## THE EXERCISE
Scan each line of the records for the word "this" and extract the ones that have it.

(Data entries)
____________________
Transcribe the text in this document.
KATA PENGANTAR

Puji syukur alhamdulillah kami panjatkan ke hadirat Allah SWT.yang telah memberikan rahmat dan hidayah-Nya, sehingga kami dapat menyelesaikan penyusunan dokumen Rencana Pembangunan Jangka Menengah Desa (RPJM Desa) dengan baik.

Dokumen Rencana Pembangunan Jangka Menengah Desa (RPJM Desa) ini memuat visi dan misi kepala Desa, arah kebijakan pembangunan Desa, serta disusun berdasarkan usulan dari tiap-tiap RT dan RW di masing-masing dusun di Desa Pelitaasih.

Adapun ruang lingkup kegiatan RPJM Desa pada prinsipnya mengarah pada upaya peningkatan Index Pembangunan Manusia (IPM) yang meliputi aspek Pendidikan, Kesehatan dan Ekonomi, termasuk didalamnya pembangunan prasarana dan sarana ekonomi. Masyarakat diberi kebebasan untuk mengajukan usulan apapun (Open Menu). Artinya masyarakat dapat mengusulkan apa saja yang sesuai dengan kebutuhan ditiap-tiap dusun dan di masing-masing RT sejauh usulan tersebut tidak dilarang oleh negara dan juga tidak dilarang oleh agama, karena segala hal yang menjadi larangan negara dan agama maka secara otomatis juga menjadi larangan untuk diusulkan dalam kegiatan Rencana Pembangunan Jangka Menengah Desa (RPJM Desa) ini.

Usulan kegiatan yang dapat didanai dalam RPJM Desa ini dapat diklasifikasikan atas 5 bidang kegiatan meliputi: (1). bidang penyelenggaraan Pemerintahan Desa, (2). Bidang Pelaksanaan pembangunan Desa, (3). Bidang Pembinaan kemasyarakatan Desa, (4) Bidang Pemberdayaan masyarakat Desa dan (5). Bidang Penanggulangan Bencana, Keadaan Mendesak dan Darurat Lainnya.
____________________
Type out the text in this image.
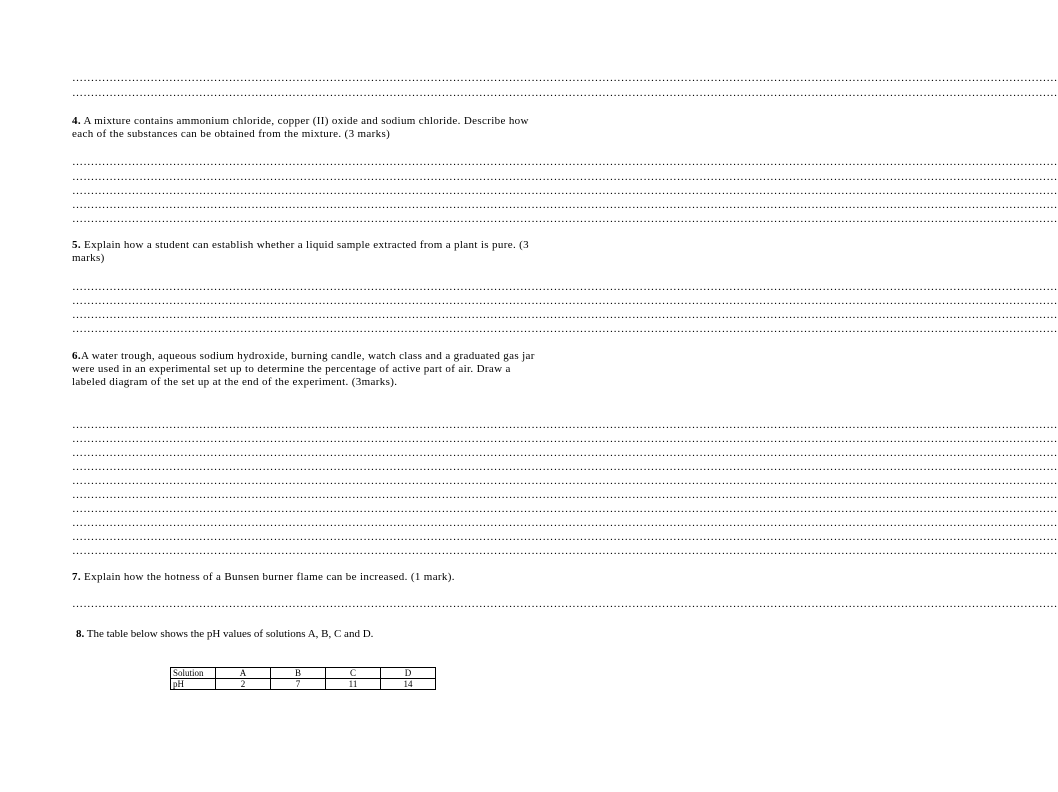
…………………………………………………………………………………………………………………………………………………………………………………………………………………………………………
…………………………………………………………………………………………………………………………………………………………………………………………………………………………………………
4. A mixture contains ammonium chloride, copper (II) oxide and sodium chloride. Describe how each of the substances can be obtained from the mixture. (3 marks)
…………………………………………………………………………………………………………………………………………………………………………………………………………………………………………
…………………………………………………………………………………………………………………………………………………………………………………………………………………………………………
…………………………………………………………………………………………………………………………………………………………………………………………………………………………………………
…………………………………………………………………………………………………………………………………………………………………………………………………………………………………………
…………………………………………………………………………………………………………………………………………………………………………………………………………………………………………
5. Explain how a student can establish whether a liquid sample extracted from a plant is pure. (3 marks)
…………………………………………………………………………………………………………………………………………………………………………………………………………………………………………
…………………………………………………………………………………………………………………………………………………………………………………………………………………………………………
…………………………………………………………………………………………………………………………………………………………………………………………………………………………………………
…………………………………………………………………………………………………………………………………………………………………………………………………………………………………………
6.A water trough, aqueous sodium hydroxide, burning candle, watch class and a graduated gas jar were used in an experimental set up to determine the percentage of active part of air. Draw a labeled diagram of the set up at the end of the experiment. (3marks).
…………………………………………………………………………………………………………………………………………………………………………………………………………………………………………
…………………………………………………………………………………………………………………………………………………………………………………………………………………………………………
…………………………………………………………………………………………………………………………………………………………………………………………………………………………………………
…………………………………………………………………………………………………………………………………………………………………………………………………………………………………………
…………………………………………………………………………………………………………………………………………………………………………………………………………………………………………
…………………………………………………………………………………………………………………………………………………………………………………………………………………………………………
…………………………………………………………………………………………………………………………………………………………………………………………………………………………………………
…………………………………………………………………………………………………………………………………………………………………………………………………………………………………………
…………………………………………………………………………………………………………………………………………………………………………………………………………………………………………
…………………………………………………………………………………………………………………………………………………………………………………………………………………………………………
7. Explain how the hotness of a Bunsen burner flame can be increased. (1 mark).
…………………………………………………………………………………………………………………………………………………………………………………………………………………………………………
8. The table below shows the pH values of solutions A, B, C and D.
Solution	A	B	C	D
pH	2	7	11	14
____________________
## EXERCISE ANSWER
Transcribe the text in this document.
Type out the text in this image.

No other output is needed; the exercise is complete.